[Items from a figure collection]
"""

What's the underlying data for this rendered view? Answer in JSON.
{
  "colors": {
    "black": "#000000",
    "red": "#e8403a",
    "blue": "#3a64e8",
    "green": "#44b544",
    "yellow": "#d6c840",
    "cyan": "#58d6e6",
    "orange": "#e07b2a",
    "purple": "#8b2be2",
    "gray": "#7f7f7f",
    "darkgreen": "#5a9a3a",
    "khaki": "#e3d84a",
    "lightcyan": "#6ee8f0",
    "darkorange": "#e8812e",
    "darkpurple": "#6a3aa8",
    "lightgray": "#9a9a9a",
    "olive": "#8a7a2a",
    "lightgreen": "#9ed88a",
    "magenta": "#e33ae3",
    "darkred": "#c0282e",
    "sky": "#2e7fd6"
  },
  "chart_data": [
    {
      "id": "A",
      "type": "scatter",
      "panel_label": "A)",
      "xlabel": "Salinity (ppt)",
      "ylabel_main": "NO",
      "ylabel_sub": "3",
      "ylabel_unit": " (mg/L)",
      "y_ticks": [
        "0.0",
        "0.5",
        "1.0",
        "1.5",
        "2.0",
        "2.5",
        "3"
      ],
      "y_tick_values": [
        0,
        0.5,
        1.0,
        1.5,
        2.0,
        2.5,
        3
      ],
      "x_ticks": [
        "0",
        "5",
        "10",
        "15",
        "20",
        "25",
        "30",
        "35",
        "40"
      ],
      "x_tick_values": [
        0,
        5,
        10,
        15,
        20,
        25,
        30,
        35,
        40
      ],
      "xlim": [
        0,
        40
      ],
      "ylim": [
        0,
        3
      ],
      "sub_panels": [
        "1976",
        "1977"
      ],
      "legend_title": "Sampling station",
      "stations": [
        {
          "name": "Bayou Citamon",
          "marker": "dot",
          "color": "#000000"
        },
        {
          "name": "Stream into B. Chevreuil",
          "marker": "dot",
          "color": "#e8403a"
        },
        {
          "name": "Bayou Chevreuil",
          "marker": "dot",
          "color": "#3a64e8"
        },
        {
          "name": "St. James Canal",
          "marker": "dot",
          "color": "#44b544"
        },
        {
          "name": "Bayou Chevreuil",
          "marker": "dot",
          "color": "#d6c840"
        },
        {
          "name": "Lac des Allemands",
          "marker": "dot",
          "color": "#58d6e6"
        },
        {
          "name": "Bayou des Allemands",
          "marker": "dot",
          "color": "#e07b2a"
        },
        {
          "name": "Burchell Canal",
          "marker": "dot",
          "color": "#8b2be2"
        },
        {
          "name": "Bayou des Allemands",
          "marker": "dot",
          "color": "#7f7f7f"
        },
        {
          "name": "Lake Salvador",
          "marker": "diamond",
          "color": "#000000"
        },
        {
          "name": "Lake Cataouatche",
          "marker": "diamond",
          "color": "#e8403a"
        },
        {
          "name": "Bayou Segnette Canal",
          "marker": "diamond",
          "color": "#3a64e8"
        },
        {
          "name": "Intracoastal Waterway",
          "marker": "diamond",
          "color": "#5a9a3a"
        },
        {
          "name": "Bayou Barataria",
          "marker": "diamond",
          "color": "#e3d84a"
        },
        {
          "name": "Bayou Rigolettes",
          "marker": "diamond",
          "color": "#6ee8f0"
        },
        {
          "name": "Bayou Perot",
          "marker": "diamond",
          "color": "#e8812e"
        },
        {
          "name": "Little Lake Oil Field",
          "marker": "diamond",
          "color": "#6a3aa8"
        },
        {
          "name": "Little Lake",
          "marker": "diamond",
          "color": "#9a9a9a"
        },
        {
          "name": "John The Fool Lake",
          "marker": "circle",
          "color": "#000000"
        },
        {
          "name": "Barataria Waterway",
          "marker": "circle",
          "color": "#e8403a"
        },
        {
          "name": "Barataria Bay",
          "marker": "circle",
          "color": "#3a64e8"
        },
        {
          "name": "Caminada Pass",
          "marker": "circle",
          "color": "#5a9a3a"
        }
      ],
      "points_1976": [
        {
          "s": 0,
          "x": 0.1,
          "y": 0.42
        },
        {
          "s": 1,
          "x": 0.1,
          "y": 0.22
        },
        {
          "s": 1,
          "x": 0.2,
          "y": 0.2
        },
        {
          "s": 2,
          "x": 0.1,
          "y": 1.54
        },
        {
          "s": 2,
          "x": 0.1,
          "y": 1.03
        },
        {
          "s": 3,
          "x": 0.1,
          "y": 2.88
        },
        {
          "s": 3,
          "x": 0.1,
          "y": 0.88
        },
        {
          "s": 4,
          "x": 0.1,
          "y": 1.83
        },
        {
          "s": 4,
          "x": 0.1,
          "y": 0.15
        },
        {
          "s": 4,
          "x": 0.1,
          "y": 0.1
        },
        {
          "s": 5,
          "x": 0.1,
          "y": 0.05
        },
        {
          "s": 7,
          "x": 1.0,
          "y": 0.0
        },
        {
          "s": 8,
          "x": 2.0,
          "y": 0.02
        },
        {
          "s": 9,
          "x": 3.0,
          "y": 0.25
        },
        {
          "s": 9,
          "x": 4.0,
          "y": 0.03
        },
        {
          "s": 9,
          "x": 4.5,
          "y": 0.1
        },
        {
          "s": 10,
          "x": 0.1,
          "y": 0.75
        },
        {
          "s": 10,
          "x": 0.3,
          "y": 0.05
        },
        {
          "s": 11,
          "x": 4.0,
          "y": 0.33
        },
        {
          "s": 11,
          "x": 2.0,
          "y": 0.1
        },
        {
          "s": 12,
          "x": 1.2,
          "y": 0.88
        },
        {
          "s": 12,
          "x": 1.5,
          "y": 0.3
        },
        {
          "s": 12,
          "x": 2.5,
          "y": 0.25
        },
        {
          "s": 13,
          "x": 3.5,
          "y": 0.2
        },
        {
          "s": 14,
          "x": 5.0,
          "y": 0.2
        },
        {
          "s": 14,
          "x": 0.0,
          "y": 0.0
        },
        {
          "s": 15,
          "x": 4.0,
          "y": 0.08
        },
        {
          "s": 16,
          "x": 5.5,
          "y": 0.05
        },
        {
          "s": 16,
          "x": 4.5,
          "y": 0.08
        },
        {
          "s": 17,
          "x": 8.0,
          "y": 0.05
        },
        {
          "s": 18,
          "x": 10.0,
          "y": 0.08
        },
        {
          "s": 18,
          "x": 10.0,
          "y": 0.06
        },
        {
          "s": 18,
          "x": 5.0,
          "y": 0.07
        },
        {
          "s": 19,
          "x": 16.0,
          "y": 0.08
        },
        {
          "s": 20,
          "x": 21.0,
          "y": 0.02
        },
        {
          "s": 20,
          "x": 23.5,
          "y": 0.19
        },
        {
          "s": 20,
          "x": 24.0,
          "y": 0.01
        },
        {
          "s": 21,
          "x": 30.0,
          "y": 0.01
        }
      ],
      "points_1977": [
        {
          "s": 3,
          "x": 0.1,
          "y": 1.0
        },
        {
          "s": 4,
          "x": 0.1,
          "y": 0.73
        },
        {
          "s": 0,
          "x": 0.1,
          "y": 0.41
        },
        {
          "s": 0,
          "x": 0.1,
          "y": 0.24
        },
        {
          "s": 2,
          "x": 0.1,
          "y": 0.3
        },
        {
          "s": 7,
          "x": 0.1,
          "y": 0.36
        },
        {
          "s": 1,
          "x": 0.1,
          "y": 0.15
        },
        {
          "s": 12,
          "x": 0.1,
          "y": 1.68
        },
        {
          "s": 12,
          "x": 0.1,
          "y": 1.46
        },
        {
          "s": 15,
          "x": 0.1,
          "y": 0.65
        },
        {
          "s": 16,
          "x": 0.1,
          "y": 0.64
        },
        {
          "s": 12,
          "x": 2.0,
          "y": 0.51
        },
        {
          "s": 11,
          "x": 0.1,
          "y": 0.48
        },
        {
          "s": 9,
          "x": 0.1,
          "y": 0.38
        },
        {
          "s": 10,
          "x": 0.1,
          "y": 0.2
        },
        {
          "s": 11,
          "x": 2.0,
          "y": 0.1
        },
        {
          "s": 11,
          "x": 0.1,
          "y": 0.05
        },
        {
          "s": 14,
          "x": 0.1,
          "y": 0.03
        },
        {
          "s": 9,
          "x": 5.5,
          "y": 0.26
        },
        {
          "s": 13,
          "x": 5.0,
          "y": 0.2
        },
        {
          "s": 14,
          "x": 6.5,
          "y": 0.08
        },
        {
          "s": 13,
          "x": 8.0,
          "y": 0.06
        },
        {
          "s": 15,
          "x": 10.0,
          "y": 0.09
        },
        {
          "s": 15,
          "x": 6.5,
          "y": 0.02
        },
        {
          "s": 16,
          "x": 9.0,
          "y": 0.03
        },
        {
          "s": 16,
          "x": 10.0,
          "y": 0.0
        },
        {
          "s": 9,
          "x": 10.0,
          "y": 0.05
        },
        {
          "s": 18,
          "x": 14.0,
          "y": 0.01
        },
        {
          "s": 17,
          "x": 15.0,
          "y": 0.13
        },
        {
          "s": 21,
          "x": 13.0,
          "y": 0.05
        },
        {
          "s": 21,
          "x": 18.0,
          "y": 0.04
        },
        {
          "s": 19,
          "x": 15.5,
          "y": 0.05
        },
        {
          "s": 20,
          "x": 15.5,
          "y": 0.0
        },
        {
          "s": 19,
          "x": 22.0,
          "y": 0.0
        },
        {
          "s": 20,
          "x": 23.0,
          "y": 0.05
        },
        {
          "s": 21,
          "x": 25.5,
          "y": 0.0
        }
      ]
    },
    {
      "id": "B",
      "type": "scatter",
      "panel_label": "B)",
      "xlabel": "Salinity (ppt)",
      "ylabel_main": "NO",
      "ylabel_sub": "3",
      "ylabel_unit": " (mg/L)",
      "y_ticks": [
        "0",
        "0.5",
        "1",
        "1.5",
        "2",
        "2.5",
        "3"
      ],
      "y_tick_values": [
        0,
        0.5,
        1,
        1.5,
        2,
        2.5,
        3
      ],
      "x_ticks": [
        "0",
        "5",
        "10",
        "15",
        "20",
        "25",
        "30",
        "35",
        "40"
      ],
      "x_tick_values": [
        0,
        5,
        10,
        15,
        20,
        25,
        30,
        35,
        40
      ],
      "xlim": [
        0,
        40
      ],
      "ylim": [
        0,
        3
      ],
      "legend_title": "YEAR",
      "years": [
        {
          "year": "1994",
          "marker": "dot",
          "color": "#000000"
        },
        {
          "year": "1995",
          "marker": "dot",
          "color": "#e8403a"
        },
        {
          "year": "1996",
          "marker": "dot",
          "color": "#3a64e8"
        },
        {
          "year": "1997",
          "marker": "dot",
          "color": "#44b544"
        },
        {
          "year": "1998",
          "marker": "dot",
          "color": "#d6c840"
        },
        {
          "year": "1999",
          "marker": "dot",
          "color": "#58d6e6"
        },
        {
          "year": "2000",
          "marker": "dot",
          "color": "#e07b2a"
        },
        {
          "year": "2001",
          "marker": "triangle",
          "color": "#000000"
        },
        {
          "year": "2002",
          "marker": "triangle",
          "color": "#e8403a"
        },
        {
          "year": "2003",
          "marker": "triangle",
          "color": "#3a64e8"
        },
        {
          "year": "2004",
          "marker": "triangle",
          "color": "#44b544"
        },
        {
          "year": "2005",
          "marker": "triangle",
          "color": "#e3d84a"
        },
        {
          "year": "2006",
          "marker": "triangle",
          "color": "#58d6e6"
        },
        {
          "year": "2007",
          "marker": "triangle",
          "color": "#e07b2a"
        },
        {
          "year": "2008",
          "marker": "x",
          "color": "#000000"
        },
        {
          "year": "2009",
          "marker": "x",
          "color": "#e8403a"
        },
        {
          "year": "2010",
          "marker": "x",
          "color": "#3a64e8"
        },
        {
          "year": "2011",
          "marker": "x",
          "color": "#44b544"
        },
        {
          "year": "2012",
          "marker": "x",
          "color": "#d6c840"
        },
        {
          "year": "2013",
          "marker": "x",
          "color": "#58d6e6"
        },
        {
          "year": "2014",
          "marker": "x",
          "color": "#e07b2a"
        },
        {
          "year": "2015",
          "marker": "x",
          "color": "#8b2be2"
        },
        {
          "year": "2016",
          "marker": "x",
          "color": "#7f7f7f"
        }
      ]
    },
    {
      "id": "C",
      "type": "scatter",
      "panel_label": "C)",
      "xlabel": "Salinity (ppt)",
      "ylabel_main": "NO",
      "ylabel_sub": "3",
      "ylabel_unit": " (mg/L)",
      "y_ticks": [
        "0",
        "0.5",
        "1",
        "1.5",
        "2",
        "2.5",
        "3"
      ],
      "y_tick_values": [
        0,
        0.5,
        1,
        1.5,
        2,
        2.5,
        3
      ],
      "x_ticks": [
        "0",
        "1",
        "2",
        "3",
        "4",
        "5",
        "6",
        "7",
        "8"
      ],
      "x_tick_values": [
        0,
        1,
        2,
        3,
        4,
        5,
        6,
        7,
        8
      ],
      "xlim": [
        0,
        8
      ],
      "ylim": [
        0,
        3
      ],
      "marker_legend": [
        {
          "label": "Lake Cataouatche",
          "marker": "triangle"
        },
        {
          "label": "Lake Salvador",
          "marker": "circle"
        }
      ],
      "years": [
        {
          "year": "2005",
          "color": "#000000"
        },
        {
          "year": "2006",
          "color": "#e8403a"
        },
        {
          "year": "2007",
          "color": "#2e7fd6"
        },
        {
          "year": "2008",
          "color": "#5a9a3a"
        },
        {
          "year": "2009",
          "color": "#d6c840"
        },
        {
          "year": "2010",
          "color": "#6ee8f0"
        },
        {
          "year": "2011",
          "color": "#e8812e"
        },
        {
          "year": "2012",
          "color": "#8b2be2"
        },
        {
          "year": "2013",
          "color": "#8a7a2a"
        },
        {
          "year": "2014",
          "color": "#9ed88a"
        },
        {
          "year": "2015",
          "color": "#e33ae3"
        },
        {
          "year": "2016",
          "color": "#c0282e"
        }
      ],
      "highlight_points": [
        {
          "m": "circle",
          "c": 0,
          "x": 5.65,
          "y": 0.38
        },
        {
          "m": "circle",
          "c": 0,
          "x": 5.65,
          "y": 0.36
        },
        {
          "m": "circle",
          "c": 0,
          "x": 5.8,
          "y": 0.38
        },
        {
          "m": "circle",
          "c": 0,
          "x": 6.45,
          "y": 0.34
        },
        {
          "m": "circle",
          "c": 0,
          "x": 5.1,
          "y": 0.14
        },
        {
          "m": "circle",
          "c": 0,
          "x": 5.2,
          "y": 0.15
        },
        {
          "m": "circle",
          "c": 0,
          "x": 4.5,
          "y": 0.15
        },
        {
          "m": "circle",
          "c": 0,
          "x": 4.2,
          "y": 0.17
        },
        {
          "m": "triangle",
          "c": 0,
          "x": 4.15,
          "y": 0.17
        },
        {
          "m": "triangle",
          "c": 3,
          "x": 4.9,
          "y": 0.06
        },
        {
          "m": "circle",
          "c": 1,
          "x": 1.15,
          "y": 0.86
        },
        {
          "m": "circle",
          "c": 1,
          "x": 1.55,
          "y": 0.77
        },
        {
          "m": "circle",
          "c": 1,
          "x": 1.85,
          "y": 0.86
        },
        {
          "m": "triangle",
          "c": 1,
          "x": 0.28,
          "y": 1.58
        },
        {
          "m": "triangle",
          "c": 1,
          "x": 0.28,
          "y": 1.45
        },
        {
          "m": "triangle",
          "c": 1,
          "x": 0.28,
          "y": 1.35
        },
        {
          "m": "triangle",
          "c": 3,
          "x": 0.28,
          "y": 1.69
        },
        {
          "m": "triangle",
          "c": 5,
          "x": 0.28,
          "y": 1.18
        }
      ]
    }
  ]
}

"""

Instructions for the task: Copy every line from the records above that contains the word "Salvador".

Answer for this exercise:
          "name": "Lake Salvador",
          "label": "Lake Salvador",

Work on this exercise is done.